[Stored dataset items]
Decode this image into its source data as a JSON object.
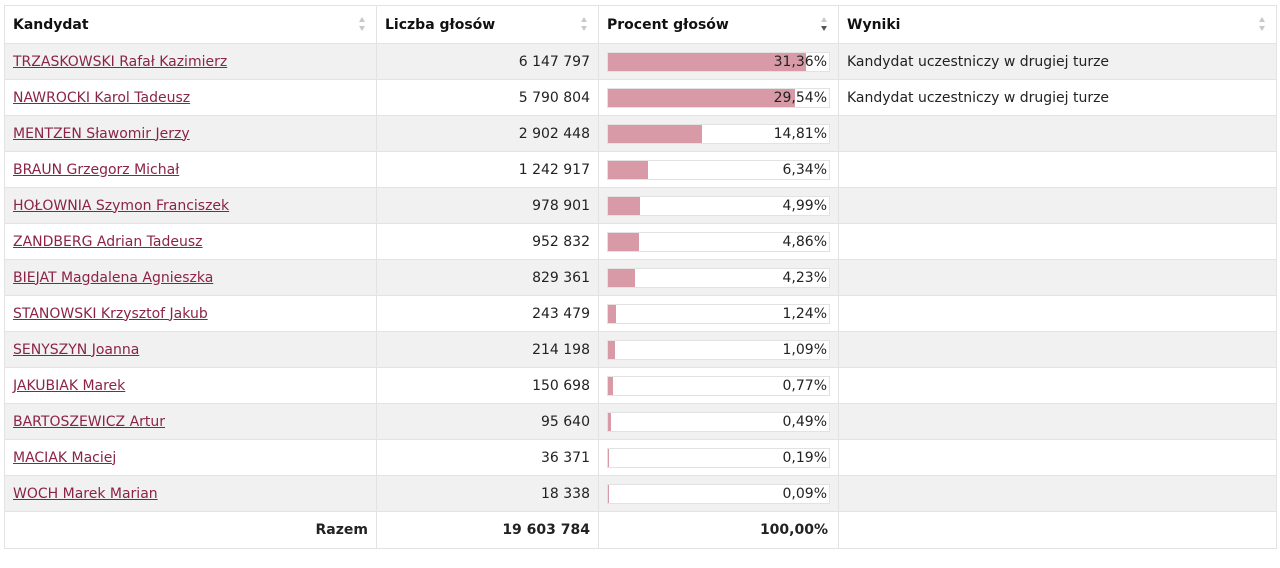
{
  "headers": {
    "candidate": "Kandydat",
    "votes": "Liczba głosów",
    "percent": "Procent głosów",
    "results": "Wyniki"
  },
  "rows": [
    {
      "name": "TRZASKOWSKI Rafał Kazimierz",
      "votes": "6 147 797",
      "percent": "31,36%",
      "share": 31.36,
      "result": "Kandydat uczestniczy w drugiej turze"
    },
    {
      "name": "NAWROCKI Karol Tadeusz",
      "votes": "5 790 804",
      "percent": "29,54%",
      "share": 29.54,
      "result": "Kandydat uczestniczy w drugiej turze"
    },
    {
      "name": "MENTZEN Sławomir Jerzy",
      "votes": "2 902 448",
      "percent": "14,81%",
      "share": 14.81,
      "result": ""
    },
    {
      "name": "BRAUN Grzegorz Michał",
      "votes": "1 242 917",
      "percent": "6,34%",
      "share": 6.34,
      "result": ""
    },
    {
      "name": "HOŁOWNIA Szymon Franciszek",
      "votes": "978 901",
      "percent": "4,99%",
      "share": 4.99,
      "result": ""
    },
    {
      "name": "ZANDBERG Adrian Tadeusz",
      "votes": "952 832",
      "percent": "4,86%",
      "share": 4.86,
      "result": ""
    },
    {
      "name": "BIEJAT Magdalena Agnieszka",
      "votes": "829 361",
      "percent": "4,23%",
      "share": 4.23,
      "result": ""
    },
    {
      "name": "STANOWSKI Krzysztof Jakub",
      "votes": "243 479",
      "percent": "1,24%",
      "share": 1.24,
      "result": ""
    },
    {
      "name": "SENYSZYN Joanna",
      "votes": "214 198",
      "percent": "1,09%",
      "share": 1.09,
      "result": ""
    },
    {
      "name": "JAKUBIAK Marek",
      "votes": "150 698",
      "percent": "0,77%",
      "share": 0.77,
      "result": ""
    },
    {
      "name": "BARTOSZEWICZ Artur",
      "votes": "95 640",
      "percent": "0,49%",
      "share": 0.49,
      "result": ""
    },
    {
      "name": "MACIAK Maciej",
      "votes": "36 371",
      "percent": "0,19%",
      "share": 0.19,
      "result": ""
    },
    {
      "name": "WOCH Marek Marian",
      "votes": "18 338",
      "percent": "0,09%",
      "share": 0.09,
      "result": ""
    }
  ],
  "total": {
    "label": "Razem",
    "votes": "19 603 784",
    "percent": "100,00%"
  },
  "colors": {
    "bar": "#d89aa7",
    "link": "#8b2346"
  },
  "bar_scale_max": 35
}
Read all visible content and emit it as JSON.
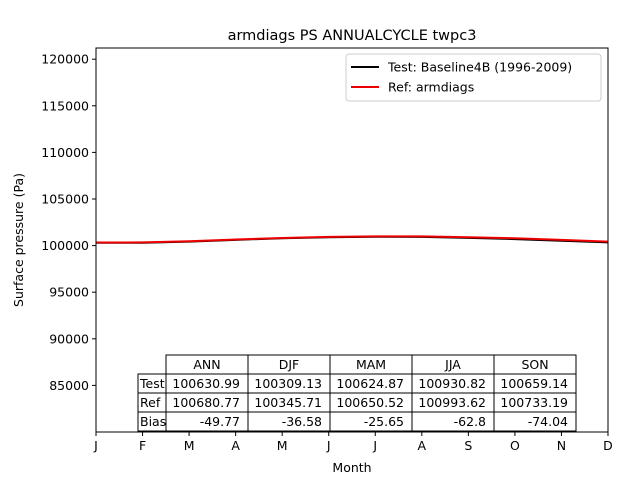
{
  "chart_data": {
    "type": "line",
    "title": "armdiags PS ANNUALCYCLE twpc3",
    "xlabel": "Month",
    "ylabel": "Surface pressure (Pa)",
    "x": [
      1,
      2,
      3,
      4,
      5,
      6,
      7,
      8,
      9,
      10,
      11,
      12
    ],
    "x_tick_labels": [
      "J",
      "F",
      "M",
      "A",
      "M",
      "J",
      "J",
      "A",
      "S",
      "O",
      "N",
      "D"
    ],
    "xlim": [
      1,
      12
    ],
    "ylim": [
      80000,
      121200
    ],
    "y_ticks": [
      85000,
      90000,
      95000,
      100000,
      105000,
      110000,
      115000,
      120000
    ],
    "grid": false,
    "legend_position": "top-right",
    "series": [
      {
        "name": "Test: Baseline4B (1996-2009)",
        "color": "#000000",
        "values": [
          100310,
          100300,
          100420,
          100620,
          100790,
          100900,
          100950,
          100930,
          100830,
          100700,
          100520,
          100350
        ]
      },
      {
        "name": "Ref: armdiags",
        "color": "#ee0000",
        "values": [
          100330,
          100340,
          100460,
          100660,
          100820,
          100930,
          100990,
          100990,
          100900,
          100790,
          100620,
          100430
        ]
      }
    ],
    "table": {
      "columns": [
        "ANN",
        "DJF",
        "MAM",
        "JJA",
        "SON"
      ],
      "rows": [
        {
          "label": "Test",
          "values": [
            "100630.99",
            "100309.13",
            "100624.87",
            "100930.82",
            "100659.14"
          ]
        },
        {
          "label": "Ref",
          "values": [
            "100680.77",
            "100345.71",
            "100650.52",
            "100993.62",
            "100733.19"
          ]
        },
        {
          "label": "Bias",
          "values": [
            "-49.77",
            "-36.58",
            "-25.65",
            "-62.8",
            "-74.04"
          ]
        }
      ]
    }
  }
}
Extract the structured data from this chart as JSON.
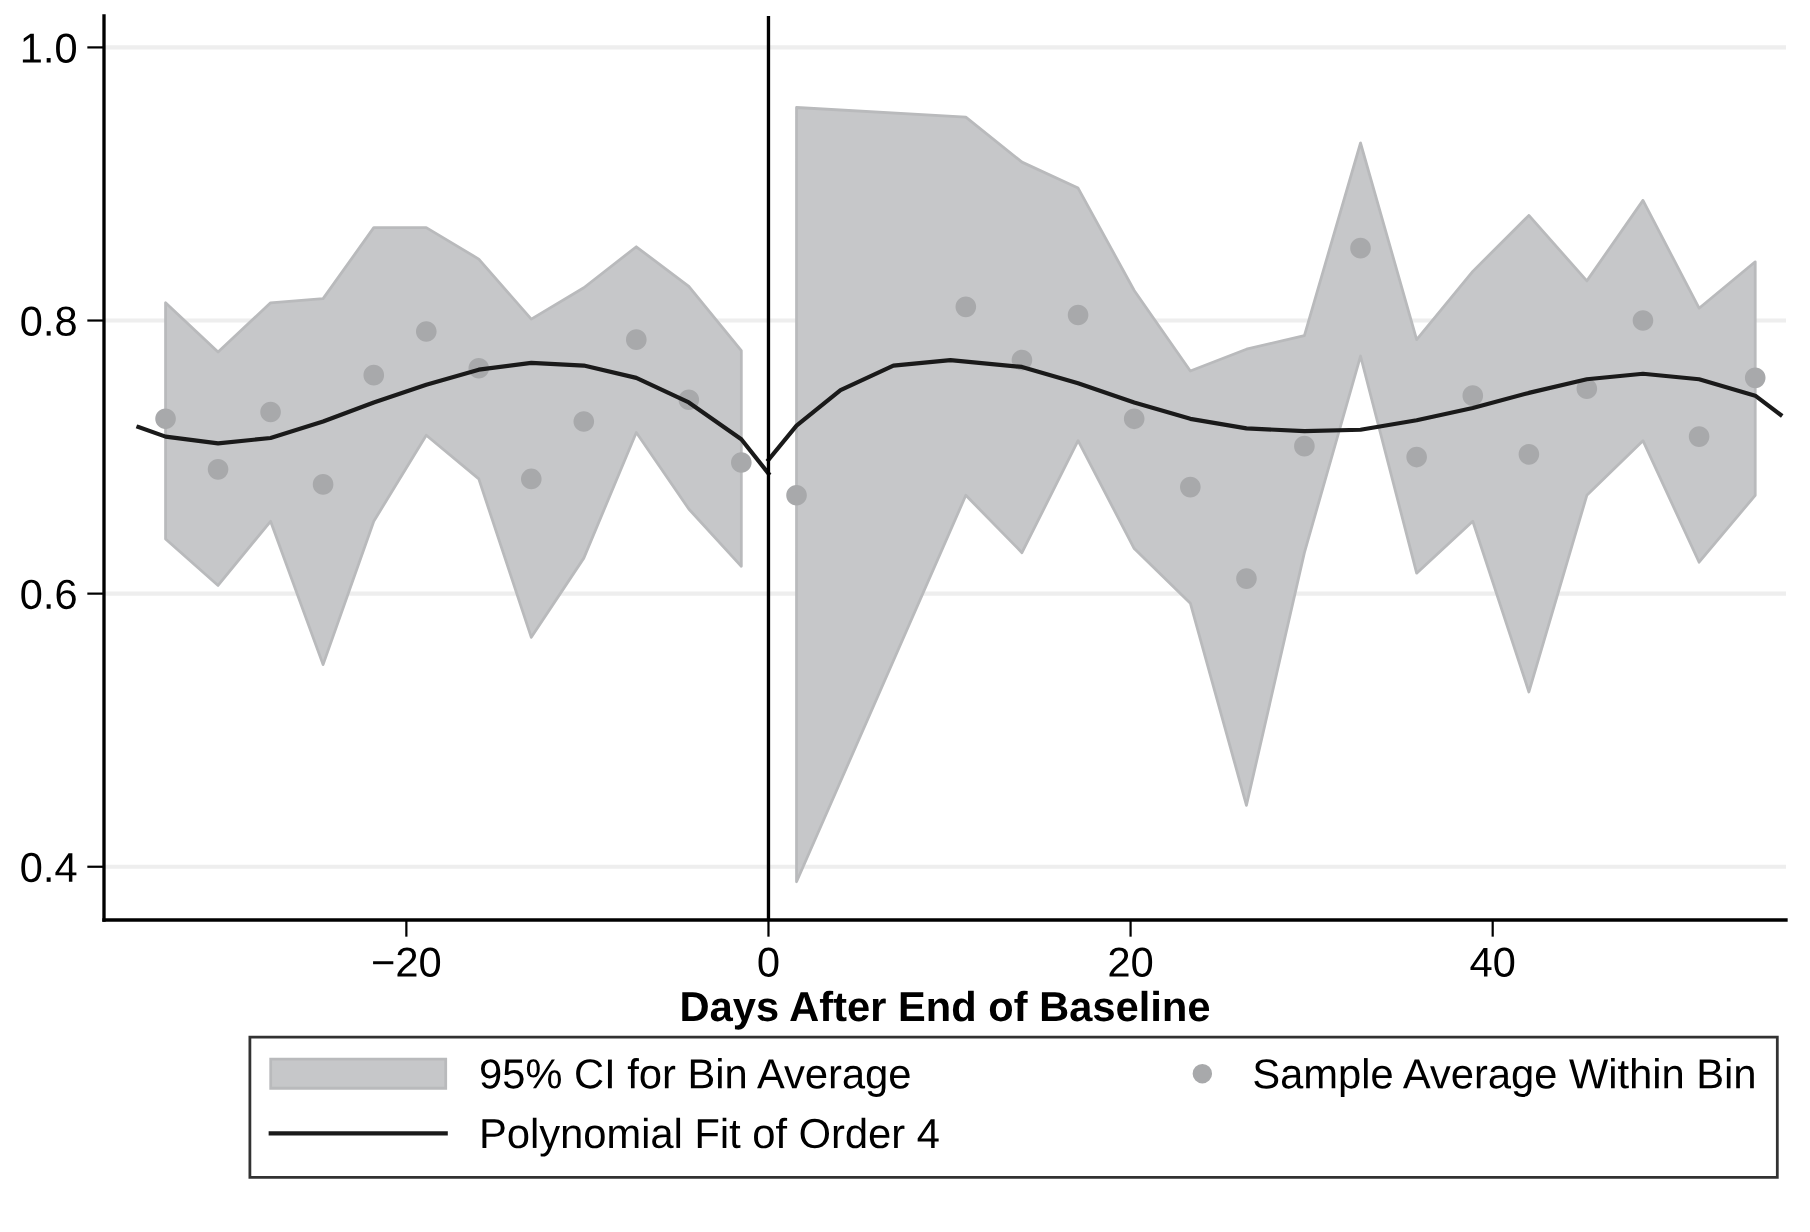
{
  "chart_data": {
    "type": "scatter",
    "xlabel": "Days After End of Baseline",
    "annotations": [
      "95% CI for Bin Average"
    ],
    "xlim": [
      -36.7,
      56.2
    ],
    "ylim": [
      0.361,
      1.023
    ],
    "xticks": [
      {
        "value": -20,
        "label": "−20"
      },
      0,
      20,
      40
    ],
    "yticks": [
      0.4,
      0.6,
      0.8,
      {
        "value": 1.0,
        "label": "1.0"
      }
    ],
    "grid": "y",
    "legend": "bottom",
    "ref_lines": [
      {
        "axis": "x",
        "value": 0,
        "color": "#000000"
      }
    ],
    "series": [
      {
        "name": "Sample Average Within Bin",
        "color": "#a8a9ab",
        "marker": "circle",
        "x": [
          -33.3,
          -30.4,
          -27.5,
          -24.6,
          -21.8,
          -18.9,
          -16.0,
          -13.1,
          -10.2,
          -7.3,
          -4.4,
          -1.5,
          1.55,
          10.9,
          14.0,
          17.1,
          20.2,
          23.3,
          26.4,
          29.6,
          32.7,
          35.8,
          38.9,
          42.0,
          45.2,
          48.3,
          51.4,
          54.5
        ],
        "values": [
          0.728,
          0.691,
          0.733,
          0.68,
          0.76,
          0.792,
          0.765,
          0.684,
          0.726,
          0.786,
          0.742,
          0.696,
          0.672,
          0.81,
          0.771,
          0.804,
          0.728,
          0.678,
          0.611,
          0.708,
          0.853,
          0.7,
          0.745,
          0.702,
          0.75,
          0.8,
          0.715,
          0.758
        ],
        "lower": [
          0.64,
          0.606,
          0.653,
          0.548,
          0.653,
          0.716,
          0.684,
          0.568,
          0.626,
          0.718,
          0.662,
          0.62,
          0.389,
          0.672,
          0.63,
          0.712,
          0.633,
          0.593,
          0.445,
          0.63,
          0.774,
          0.615,
          0.653,
          0.528,
          0.672,
          0.712,
          0.623,
          0.672
        ],
        "upper": [
          0.813,
          0.777,
          0.813,
          0.816,
          0.868,
          0.868,
          0.845,
          0.801,
          0.824,
          0.854,
          0.825,
          0.778,
          0.956,
          0.949,
          0.916,
          0.897,
          0.822,
          0.763,
          0.779,
          0.789,
          0.93,
          0.786,
          0.836,
          0.877,
          0.829,
          0.888,
          0.809,
          0.843
        ]
      },
      {
        "type": "line",
        "name": "Polynomial Fit of Order 4",
        "color": "#1a1a1a",
        "line_style": "solid",
        "x": [
          -34.8,
          -33.3,
          -30.4,
          -27.5,
          -24.6,
          -21.8,
          -18.9,
          -16.0,
          -13.1,
          -10.2,
          -7.3,
          -4.4,
          -1.5,
          0,
          null,
          0,
          1.55,
          3.98,
          6.9,
          10.05,
          14.0,
          17.1,
          20.2,
          23.3,
          26.4,
          29.6,
          32.7,
          35.8,
          38.9,
          42.0,
          45.2,
          48.3,
          51.4,
          54.5,
          55.9
        ],
        "values": [
          0.722,
          0.715,
          0.71,
          0.714,
          0.726,
          0.74,
          0.753,
          0.764,
          0.769,
          0.767,
          0.758,
          0.74,
          0.713,
          0.688,
          null,
          0.698,
          0.723,
          0.749,
          0.767,
          0.771,
          0.766,
          0.754,
          0.74,
          0.728,
          0.721,
          0.719,
          0.72,
          0.727,
          0.736,
          0.747,
          0.757,
          0.761,
          0.757,
          0.745,
          0.731
        ]
      }
    ]
  }
}
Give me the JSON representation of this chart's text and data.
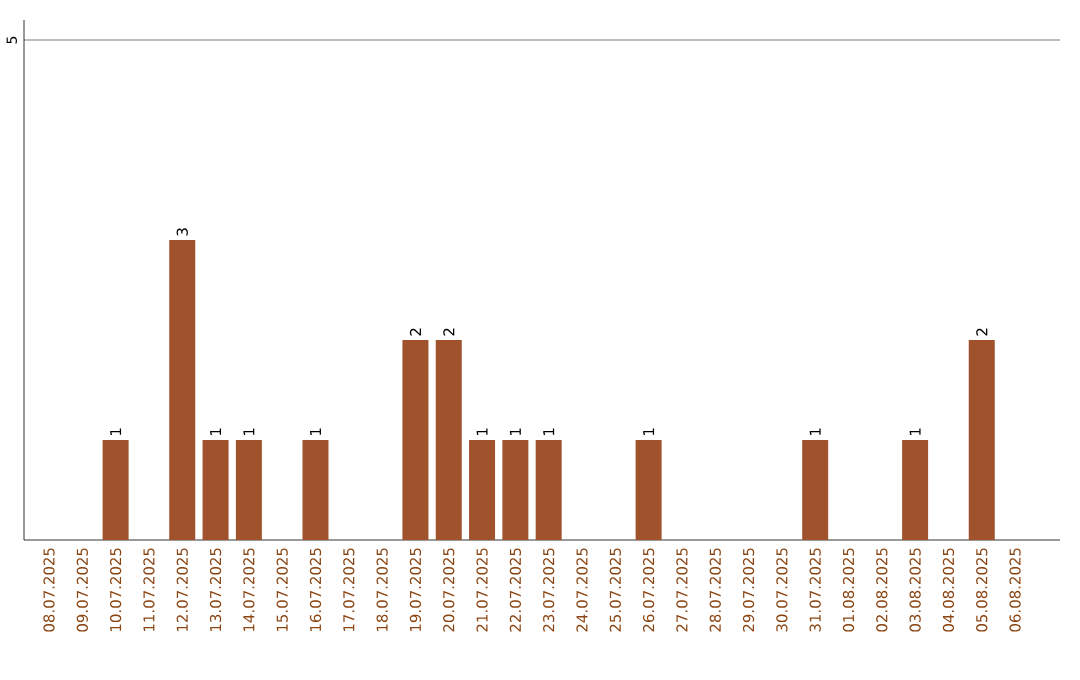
{
  "chart_data": {
    "type": "bar",
    "categories": [
      "08.07.2025",
      "09.07.2025",
      "10.07.2025",
      "11.07.2025",
      "12.07.2025",
      "13.07.2025",
      "14.07.2025",
      "15.07.2025",
      "16.07.2025",
      "17.07.2025",
      "18.07.2025",
      "19.07.2025",
      "20.07.2025",
      "21.07.2025",
      "22.07.2025",
      "23.07.2025",
      "24.07.2025",
      "25.07.2025",
      "26.07.2025",
      "27.07.2025",
      "28.07.2025",
      "29.07.2025",
      "30.07.2025",
      "31.07.2025",
      "01.08.2025",
      "02.08.2025",
      "03.08.2025",
      "04.08.2025",
      "05.08.2025",
      "06.08.2025"
    ],
    "values": [
      0,
      0,
      1,
      0,
      3,
      1,
      1,
      0,
      1,
      0,
      0,
      2,
      2,
      1,
      1,
      1,
      0,
      0,
      1,
      0,
      0,
      0,
      0,
      1,
      0,
      0,
      1,
      0,
      2,
      0
    ],
    "value_labels": [
      null,
      null,
      "1",
      null,
      "3",
      "1",
      "1",
      null,
      "1",
      null,
      null,
      "2",
      "2",
      "1",
      "1",
      "1",
      null,
      null,
      "1",
      null,
      null,
      null,
      null,
      "1",
      null,
      null,
      "1",
      null,
      "2",
      null
    ],
    "color": "#a0522d",
    "ylim": [
      0,
      5.2
    ],
    "yticks": [
      5
    ],
    "grid": "y"
  }
}
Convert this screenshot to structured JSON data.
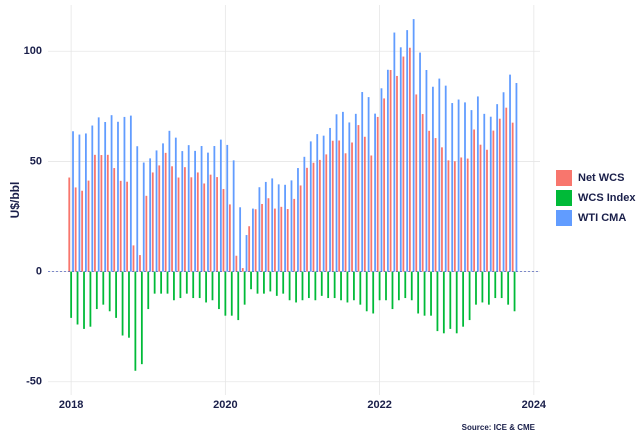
{
  "chart_data": {
    "type": "bar",
    "y_label": "U$/bbl",
    "source": "Source: ICE & CME",
    "x": [
      2018.0,
      2018.083,
      2018.167,
      2018.25,
      2018.333,
      2018.417,
      2018.5,
      2018.583,
      2018.667,
      2018.75,
      2018.833,
      2018.917,
      2019.0,
      2019.083,
      2019.167,
      2019.25,
      2019.333,
      2019.417,
      2019.5,
      2019.583,
      2019.667,
      2019.75,
      2019.833,
      2019.917,
      2020.0,
      2020.083,
      2020.167,
      2020.25,
      2020.333,
      2020.417,
      2020.5,
      2020.583,
      2020.667,
      2020.75,
      2020.833,
      2020.917,
      2021.0,
      2021.083,
      2021.167,
      2021.25,
      2021.333,
      2021.417,
      2021.5,
      2021.583,
      2021.667,
      2021.75,
      2021.833,
      2021.917,
      2022.0,
      2022.083,
      2022.167,
      2022.25,
      2022.333,
      2022.417,
      2022.5,
      2022.583,
      2022.667,
      2022.75,
      2022.833,
      2022.917,
      2023.0,
      2023.083,
      2023.167,
      2023.25,
      2023.333,
      2023.417,
      2023.5,
      2023.583,
      2023.667,
      2023.75
    ],
    "series": [
      {
        "name": "Net WCS",
        "color": "#F8766D",
        "values": [
          42.7,
          38.2,
          36.7,
          41.3,
          53,
          52.9,
          53,
          47,
          41.2,
          40.8,
          11.9,
          7.5,
          34.4,
          45,
          48.2,
          53.9,
          47.8,
          42.7,
          47.4,
          42.8,
          45,
          40,
          44,
          42.9,
          37.5,
          30.5,
          7.2,
          1.6,
          20.6,
          28.3,
          30.7,
          33.3,
          28.6,
          29.4,
          28.4,
          33,
          39.1,
          47.1,
          49.4,
          50.7,
          53.2,
          59.4,
          59.5,
          53.7,
          58.6,
          66.5,
          61.2,
          52.7,
          70.2,
          78.6,
          91.5,
          88.8,
          97.6,
          101.6,
          80.4,
          71.5,
          63.9,
          60.6,
          56.4,
          50.5,
          50.1,
          51.8,
          51.3,
          64.5,
          57.6,
          55.3,
          64,
          69.4,
          74.4,
          67.6
        ]
      },
      {
        "name": "WCS Index",
        "color": "#00BA38",
        "values": [
          -21,
          -24,
          -26,
          -25,
          -17,
          -15,
          -18,
          -21,
          -29,
          -30,
          -45,
          -42,
          -17,
          -10,
          -10,
          -10,
          -13,
          -12,
          -10,
          -12,
          -12,
          -14,
          -13,
          -17,
          -20,
          -20,
          -22,
          -15,
          -8,
          -10,
          -10,
          -9,
          -11,
          -10,
          -13,
          -14,
          -13,
          -12,
          -13,
          -11,
          -12,
          -12,
          -13,
          -14,
          -13,
          -15,
          -18,
          -19,
          -13,
          -13,
          -17,
          -13,
          -12,
          -13,
          -19,
          -20,
          -20,
          -27,
          -28,
          -26,
          -28,
          -25,
          -22,
          -15,
          -14,
          -15,
          -12,
          -12,
          -15,
          -18
        ]
      },
      {
        "name": "WTI CMA",
        "color": "#619CFF",
        "values": [
          63.7,
          62.2,
          62.7,
          66.3,
          70,
          67.9,
          71,
          68,
          70.2,
          70.8,
          56.9,
          49.5,
          51.4,
          55,
          58.2,
          63.9,
          60.8,
          54.7,
          57.4,
          54.8,
          57,
          54,
          57,
          59.9,
          57.5,
          50.5,
          29.2,
          16.6,
          28.6,
          38.3,
          40.7,
          42.3,
          39.6,
          39.4,
          41.4,
          47,
          52.1,
          59.1,
          62.4,
          61.7,
          65.2,
          71.4,
          72.5,
          67.7,
          71.6,
          81.5,
          79.2,
          71.7,
          83.2,
          91.6,
          108.5,
          101.8,
          109.6,
          114.6,
          99.4,
          91.5,
          83.9,
          87.6,
          84.4,
          76.5,
          78.1,
          76.8,
          73.3,
          79.5,
          71.6,
          70.3,
          76,
          81.4,
          89.4,
          85.6
        ]
      }
    ],
    "xlim": [
      2017.7,
      2024.08
    ],
    "xticks": [
      2018,
      2020,
      2022,
      2024
    ],
    "ylim": [
      -56,
      121
    ],
    "yticks": [
      -50,
      0,
      50,
      100
    ],
    "grid": true,
    "legend": "right"
  }
}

◆ DIRECTIONS ◆
Extract, from the material above, each line holding the word "right".

◆ FINISHED TASK ◆
    "legend_position": "top-right",
    "legend": "right"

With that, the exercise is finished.